_TASK DESCRIPTION_: Swap every "candle" for "bar" in the rows from the first one through the line containing "- level-price-tag: 98.31: [888, 443, 932, 462]", changing nothing else. Return only those lines.

_SOURCE DATA_:

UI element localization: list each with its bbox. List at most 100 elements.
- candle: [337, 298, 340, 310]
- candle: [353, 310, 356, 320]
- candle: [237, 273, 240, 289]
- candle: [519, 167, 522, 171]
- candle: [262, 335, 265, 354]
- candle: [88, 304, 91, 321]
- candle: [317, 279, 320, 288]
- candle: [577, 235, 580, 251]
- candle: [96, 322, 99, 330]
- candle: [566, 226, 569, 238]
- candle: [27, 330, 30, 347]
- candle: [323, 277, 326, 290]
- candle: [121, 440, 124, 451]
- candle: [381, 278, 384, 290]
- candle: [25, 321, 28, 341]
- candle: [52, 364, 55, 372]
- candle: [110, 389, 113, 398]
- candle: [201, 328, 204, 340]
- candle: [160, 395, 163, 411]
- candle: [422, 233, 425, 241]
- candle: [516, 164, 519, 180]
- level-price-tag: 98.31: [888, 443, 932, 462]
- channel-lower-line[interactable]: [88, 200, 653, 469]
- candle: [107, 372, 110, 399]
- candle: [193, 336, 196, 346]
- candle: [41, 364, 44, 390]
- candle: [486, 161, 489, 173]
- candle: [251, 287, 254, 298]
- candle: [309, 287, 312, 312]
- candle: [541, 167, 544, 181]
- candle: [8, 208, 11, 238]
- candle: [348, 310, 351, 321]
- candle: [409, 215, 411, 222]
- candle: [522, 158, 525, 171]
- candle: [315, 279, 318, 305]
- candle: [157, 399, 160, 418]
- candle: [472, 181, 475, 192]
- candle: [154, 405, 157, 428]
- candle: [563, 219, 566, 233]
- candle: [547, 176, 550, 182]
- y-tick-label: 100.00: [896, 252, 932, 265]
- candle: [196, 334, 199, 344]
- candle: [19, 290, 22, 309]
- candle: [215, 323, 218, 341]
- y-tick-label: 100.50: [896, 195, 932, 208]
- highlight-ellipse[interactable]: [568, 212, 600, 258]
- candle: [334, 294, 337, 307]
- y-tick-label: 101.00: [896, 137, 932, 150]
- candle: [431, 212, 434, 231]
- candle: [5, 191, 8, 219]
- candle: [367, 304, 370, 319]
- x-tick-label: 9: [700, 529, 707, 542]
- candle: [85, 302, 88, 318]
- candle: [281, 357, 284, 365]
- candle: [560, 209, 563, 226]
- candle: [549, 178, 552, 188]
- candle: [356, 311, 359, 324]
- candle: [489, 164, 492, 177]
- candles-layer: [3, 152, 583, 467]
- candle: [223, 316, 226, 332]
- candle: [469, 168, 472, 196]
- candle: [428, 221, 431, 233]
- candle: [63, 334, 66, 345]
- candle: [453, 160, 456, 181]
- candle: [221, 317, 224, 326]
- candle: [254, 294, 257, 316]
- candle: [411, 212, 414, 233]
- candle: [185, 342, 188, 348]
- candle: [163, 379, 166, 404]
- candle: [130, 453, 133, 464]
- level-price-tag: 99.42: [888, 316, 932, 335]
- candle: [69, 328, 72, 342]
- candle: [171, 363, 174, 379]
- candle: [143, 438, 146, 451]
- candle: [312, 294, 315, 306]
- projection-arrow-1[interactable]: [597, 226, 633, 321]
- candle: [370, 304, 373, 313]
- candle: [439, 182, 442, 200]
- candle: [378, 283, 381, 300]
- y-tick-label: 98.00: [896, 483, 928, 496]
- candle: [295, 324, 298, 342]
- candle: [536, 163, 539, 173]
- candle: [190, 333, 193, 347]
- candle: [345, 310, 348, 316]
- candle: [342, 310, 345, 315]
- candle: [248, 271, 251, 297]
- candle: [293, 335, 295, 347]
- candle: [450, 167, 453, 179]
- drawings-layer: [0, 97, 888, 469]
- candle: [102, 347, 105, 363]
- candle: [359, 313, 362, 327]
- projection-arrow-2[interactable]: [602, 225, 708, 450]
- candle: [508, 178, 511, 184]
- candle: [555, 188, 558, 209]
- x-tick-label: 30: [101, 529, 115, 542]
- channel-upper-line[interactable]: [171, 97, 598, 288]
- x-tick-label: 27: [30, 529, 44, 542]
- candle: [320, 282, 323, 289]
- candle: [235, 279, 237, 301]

_THE RESULT_:
UI element localization: list each with its bbox. List at most 100 elements.
- bar: [337, 298, 340, 310]
- bar: [353, 310, 356, 320]
- bar: [237, 273, 240, 289]
- bar: [519, 167, 522, 171]
- bar: [262, 335, 265, 354]
- bar: [88, 304, 91, 321]
- bar: [317, 279, 320, 288]
- bar: [577, 235, 580, 251]
- bar: [96, 322, 99, 330]
- bar: [566, 226, 569, 238]
- bar: [27, 330, 30, 347]
- bar: [323, 277, 326, 290]
- bar: [121, 440, 124, 451]
- bar: [381, 278, 384, 290]
- bar: [25, 321, 28, 341]
- bar: [52, 364, 55, 372]
- bar: [110, 389, 113, 398]
- bar: [201, 328, 204, 340]
- bar: [160, 395, 163, 411]
- bar: [422, 233, 425, 241]
- bar: [516, 164, 519, 180]
- level-price-tag: 98.31: [888, 443, 932, 462]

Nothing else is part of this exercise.